- _Exercise objective_: In the listing below, locate the lines that hold "behalf" and copy them.

** Start of Extracted data **

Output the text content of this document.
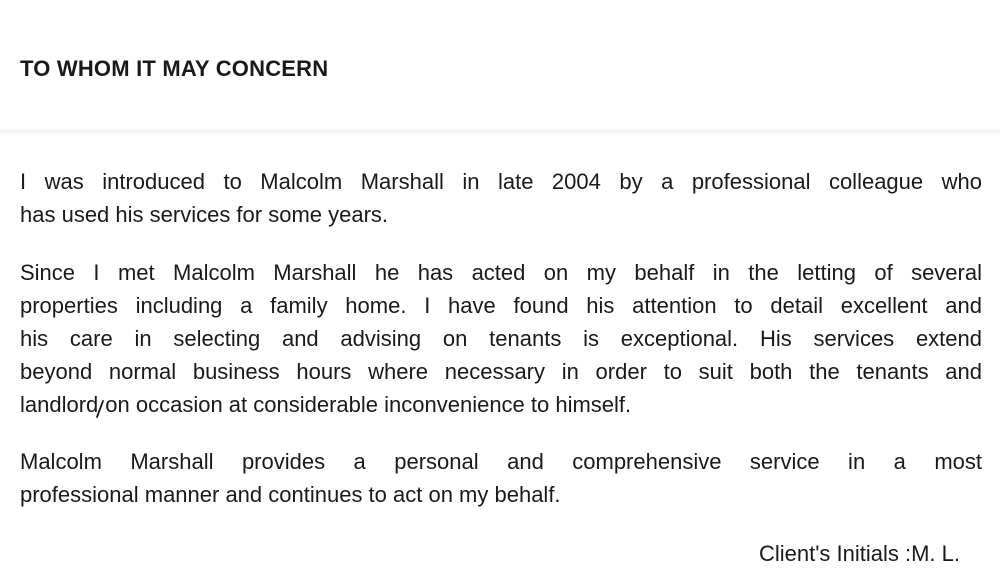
TO WHOM IT MAY CONCERN

I was introduced to Malcolm Marshall in late 2004 by a professional colleague who
has used his services for some years.

Since I met Malcolm Marshall he has acted on my behalf in the letting of several
properties including a family home. I have found his attention to detail excellent and
his care in selecting and advising on tenants is exceptional. His services extend
beyond normal business hours where necessary in order to suit both the tenants and
landlord on occasion at considerable inconvenience to himself.

Malcolm Marshall provides a personal and comprehensive service in a most
professional manner and continues to act on my behalf.

Client's Initials :M. L.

** End of Extracted data **

- _Exercise result_:
Since I met Malcolm Marshall he has acted on my behalf in the letting of several
professional manner and continues to act on my behalf.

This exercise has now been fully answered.